## WHAT IS NEEDED
Report only the number of lines holding "screenshot".

## DATASET
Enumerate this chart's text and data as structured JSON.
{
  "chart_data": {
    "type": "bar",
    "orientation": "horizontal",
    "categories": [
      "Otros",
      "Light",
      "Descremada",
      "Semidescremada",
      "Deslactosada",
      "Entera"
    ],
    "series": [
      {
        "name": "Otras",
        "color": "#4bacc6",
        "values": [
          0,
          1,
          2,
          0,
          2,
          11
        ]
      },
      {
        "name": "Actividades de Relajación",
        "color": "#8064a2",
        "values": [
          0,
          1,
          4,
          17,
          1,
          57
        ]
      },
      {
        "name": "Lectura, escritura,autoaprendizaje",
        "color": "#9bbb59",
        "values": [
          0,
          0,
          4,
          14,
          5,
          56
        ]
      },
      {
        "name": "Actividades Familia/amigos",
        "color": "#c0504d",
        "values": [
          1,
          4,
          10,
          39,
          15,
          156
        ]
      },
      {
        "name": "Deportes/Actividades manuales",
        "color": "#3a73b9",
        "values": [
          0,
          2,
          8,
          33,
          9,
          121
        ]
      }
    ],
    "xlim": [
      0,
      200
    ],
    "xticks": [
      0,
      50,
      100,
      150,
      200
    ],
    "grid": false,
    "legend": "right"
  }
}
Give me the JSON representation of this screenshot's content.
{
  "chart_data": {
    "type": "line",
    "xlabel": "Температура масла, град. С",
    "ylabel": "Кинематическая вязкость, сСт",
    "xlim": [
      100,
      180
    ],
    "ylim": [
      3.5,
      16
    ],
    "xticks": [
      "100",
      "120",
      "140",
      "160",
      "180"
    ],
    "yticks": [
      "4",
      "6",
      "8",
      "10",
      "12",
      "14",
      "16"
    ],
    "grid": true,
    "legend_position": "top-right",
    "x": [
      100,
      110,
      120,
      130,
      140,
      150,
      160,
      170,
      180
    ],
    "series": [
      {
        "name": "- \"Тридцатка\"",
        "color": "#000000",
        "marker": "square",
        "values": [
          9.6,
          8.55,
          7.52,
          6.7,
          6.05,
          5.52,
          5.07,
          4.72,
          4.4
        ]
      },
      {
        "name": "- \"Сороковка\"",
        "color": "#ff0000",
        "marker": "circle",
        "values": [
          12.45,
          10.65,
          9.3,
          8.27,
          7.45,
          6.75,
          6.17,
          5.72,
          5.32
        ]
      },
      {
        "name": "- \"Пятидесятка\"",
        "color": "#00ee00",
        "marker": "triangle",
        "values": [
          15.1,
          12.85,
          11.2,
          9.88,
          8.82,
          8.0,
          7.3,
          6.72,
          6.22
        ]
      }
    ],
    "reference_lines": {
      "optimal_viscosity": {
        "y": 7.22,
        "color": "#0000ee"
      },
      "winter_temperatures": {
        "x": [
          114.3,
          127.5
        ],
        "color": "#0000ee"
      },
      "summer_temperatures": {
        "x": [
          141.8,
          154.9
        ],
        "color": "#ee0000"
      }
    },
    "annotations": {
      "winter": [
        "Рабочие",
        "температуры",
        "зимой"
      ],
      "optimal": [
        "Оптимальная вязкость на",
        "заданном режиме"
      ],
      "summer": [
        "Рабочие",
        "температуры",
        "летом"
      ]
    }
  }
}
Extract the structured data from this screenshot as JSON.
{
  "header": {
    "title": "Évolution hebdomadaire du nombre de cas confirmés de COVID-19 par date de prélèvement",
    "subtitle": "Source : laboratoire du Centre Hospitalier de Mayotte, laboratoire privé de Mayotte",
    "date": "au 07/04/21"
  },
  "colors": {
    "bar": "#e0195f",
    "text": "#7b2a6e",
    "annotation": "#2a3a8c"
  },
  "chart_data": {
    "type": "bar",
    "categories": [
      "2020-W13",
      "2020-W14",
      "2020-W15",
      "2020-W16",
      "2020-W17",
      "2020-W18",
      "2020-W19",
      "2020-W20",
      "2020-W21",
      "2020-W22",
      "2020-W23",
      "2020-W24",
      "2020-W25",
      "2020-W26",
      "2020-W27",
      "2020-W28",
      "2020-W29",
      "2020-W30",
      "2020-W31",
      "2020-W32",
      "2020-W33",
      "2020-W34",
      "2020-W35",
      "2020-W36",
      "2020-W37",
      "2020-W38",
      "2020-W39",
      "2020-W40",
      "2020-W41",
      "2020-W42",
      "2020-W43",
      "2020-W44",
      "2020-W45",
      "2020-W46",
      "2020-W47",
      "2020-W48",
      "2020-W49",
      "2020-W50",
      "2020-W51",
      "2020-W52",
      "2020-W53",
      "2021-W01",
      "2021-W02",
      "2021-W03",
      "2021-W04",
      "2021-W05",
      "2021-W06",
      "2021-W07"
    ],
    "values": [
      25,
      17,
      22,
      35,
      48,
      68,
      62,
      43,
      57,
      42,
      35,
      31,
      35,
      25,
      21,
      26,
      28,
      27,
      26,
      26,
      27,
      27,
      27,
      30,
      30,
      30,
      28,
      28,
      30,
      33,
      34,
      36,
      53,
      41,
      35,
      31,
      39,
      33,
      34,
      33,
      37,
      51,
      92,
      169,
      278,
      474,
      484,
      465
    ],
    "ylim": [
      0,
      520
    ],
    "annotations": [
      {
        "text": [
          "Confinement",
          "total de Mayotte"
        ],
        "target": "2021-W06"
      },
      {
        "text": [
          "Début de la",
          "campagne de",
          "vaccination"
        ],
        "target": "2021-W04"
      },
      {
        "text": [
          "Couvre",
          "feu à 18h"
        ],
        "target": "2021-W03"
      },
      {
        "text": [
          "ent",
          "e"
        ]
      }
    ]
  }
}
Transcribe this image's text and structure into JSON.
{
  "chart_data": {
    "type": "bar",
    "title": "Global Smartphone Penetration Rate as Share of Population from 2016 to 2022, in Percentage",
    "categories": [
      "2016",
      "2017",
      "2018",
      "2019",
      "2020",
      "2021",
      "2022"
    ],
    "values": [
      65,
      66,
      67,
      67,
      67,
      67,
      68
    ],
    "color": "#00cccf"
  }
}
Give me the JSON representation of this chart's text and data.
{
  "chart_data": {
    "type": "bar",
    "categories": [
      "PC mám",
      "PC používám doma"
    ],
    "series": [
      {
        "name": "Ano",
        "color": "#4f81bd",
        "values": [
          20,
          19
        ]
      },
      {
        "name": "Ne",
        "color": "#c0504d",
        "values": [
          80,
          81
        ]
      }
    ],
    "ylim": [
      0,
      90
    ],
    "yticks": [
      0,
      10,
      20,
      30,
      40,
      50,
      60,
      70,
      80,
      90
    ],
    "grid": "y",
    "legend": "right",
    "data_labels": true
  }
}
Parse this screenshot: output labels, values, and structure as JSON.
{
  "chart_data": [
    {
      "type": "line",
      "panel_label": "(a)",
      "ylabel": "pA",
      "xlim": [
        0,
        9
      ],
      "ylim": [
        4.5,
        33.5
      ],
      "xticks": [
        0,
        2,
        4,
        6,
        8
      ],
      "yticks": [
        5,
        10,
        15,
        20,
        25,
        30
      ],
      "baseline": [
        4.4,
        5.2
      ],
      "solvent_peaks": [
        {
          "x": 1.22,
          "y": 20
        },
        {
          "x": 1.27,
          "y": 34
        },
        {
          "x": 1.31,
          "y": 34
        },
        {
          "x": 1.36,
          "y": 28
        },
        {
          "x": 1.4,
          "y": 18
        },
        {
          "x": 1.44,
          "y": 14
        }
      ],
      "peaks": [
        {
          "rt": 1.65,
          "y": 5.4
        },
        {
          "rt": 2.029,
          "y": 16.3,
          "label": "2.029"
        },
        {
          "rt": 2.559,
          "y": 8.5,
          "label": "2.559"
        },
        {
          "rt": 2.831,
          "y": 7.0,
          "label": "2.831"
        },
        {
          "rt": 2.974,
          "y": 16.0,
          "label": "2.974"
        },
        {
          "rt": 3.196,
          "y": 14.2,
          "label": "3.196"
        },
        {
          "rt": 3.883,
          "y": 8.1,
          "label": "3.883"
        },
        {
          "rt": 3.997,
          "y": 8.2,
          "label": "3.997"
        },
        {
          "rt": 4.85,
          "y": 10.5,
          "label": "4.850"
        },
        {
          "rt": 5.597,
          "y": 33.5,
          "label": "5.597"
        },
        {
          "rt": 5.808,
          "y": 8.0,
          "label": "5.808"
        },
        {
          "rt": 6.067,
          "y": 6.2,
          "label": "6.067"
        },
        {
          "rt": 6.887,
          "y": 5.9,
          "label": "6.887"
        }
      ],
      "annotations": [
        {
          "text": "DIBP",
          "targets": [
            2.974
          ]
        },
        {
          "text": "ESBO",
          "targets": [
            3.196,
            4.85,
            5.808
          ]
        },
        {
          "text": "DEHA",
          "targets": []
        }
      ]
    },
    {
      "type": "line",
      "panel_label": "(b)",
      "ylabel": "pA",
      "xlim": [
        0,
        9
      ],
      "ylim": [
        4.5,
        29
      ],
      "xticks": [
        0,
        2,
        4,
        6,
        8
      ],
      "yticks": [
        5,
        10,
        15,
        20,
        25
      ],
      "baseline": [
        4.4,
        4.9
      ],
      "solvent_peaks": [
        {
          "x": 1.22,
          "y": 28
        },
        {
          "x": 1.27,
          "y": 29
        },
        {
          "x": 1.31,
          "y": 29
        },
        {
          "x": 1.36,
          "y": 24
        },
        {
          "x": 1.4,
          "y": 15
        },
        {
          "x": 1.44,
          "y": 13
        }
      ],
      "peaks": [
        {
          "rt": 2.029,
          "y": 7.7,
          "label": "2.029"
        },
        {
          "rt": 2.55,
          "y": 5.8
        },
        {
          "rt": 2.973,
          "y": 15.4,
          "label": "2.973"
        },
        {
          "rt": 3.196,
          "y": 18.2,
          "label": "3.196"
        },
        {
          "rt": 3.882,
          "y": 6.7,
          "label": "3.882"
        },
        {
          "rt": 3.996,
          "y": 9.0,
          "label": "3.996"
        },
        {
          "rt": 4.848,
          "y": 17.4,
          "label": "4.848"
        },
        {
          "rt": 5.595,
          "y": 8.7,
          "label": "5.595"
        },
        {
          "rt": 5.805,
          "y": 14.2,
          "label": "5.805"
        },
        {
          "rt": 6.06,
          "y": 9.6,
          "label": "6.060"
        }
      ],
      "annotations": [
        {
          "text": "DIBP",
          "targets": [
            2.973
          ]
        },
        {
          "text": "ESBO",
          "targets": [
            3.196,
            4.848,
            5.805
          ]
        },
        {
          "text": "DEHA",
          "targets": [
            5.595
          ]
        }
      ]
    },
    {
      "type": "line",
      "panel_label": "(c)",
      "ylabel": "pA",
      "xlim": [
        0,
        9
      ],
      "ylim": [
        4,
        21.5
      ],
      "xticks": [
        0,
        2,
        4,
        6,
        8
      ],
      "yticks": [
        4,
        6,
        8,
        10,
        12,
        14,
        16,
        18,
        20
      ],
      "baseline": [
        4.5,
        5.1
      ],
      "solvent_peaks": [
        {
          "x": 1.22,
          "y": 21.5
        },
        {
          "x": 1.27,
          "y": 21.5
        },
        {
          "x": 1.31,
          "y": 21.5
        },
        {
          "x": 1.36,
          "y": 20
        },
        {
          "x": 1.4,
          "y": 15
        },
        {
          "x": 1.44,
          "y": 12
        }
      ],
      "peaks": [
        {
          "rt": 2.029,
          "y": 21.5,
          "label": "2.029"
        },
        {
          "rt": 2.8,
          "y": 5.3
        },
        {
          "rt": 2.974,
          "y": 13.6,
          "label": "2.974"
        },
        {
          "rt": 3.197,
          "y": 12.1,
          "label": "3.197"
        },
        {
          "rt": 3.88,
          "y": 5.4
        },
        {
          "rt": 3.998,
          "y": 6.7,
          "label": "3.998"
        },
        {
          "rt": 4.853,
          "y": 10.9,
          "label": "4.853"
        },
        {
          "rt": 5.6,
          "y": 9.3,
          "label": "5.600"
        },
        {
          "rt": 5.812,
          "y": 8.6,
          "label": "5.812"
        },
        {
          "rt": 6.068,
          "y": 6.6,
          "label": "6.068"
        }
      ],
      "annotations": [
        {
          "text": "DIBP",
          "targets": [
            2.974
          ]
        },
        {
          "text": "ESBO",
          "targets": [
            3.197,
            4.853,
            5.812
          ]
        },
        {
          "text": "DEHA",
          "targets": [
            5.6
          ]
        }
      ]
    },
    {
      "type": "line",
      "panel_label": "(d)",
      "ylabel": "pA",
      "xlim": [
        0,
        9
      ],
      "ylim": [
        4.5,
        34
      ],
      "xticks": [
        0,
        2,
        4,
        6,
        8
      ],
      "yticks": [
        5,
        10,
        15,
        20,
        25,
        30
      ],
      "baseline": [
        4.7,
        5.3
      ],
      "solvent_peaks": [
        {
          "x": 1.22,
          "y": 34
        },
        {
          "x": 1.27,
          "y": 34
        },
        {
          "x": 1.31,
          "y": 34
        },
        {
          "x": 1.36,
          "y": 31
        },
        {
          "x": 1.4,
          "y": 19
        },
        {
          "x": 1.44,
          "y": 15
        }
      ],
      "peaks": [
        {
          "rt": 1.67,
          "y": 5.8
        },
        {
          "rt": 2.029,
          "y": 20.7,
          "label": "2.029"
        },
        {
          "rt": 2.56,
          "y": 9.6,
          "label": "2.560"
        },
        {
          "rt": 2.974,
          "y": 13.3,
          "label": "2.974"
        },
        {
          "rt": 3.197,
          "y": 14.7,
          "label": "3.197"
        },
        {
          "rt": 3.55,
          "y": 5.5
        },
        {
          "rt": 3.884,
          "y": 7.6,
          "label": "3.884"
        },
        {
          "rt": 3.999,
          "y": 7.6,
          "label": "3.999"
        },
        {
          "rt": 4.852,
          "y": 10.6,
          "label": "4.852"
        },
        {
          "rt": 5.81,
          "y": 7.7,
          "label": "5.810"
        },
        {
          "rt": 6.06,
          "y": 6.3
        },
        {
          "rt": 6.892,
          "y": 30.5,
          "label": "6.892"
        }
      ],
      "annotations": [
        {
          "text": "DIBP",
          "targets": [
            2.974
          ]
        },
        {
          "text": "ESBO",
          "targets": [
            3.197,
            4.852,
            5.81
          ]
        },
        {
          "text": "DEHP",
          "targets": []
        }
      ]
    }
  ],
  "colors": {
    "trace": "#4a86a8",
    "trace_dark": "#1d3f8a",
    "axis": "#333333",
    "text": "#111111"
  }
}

## RESULT
3